**Aim**: Go through the entries below and collect each line with the string "JSON" in it.
- - -
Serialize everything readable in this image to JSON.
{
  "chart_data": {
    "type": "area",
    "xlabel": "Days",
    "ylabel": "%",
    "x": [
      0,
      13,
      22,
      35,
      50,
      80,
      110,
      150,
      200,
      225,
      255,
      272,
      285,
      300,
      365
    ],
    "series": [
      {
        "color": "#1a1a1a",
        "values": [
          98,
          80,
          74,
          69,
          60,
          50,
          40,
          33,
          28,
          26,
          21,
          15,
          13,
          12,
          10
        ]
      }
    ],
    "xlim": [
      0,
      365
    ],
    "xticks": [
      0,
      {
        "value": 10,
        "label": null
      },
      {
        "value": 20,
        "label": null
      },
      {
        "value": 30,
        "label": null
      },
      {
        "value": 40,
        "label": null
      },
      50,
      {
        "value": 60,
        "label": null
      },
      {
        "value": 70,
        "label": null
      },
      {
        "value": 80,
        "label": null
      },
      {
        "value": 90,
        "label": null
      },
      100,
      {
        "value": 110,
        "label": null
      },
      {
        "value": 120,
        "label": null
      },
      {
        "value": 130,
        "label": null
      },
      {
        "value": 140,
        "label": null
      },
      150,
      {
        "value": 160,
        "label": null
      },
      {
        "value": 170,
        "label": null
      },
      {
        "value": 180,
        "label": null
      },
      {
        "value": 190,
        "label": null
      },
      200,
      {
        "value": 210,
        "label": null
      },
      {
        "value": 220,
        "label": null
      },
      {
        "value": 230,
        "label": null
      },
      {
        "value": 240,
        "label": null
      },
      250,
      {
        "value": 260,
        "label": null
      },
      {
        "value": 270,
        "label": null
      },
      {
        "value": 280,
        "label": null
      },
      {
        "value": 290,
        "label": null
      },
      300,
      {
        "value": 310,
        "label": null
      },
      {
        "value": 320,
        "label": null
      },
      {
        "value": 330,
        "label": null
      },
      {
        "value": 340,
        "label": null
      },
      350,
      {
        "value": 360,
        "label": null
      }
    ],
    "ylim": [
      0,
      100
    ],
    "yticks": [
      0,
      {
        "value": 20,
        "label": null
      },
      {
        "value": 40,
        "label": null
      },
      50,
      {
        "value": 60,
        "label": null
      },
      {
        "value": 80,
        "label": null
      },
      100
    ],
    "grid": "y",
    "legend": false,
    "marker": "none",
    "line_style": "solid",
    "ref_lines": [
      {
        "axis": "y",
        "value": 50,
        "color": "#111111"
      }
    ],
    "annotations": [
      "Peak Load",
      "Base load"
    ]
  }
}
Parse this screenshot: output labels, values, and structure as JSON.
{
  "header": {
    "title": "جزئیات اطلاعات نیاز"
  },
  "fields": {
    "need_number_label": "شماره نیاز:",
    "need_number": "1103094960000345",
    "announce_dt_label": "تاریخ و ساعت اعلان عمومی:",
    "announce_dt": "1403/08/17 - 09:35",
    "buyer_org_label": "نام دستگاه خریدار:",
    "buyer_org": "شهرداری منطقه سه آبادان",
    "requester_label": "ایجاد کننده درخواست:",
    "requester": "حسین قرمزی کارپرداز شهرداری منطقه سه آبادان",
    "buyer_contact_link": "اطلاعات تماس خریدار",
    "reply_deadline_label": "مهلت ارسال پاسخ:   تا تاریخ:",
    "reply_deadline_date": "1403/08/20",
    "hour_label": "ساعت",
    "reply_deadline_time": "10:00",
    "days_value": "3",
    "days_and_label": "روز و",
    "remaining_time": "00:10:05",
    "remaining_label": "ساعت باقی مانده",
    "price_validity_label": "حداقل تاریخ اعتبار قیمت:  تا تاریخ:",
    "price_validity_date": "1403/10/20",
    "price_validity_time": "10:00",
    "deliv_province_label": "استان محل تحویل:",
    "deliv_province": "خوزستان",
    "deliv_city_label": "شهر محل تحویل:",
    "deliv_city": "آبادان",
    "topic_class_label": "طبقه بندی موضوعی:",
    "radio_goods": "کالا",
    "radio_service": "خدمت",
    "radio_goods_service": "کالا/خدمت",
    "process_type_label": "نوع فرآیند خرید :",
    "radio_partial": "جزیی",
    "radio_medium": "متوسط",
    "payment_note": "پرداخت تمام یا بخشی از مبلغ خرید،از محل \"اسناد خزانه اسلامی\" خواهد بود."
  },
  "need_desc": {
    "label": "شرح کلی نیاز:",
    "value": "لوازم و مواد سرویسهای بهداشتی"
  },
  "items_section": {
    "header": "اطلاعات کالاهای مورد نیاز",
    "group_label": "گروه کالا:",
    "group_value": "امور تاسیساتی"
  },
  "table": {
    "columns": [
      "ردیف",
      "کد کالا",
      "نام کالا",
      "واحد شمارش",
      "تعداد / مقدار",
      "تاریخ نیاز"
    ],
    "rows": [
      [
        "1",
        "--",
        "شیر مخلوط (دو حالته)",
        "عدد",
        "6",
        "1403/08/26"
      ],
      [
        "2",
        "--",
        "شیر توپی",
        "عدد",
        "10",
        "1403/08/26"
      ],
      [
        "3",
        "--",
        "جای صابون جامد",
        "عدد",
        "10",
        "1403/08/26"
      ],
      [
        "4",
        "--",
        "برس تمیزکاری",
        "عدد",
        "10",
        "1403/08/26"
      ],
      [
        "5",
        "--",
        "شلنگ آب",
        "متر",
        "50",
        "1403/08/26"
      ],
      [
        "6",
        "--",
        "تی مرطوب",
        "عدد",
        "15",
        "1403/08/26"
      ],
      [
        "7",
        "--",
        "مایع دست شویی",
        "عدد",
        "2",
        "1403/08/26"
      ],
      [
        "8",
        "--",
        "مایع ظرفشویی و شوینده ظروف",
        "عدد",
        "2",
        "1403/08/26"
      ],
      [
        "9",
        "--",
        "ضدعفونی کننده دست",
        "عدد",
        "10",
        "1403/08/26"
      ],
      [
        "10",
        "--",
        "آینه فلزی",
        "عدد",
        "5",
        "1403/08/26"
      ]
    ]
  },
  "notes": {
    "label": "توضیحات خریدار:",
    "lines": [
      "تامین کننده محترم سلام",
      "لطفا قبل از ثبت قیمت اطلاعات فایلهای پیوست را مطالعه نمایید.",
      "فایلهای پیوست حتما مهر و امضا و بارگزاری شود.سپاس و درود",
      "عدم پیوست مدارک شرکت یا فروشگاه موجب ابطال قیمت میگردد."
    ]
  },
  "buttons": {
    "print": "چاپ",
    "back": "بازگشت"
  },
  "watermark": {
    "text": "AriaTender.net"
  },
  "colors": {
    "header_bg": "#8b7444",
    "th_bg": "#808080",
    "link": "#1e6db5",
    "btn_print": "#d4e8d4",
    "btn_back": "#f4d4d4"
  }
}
- - -
**Solution**:
Serialize everything readable in this image to JSON.
Parse this screenshot: output labels, values, and structure as JSON.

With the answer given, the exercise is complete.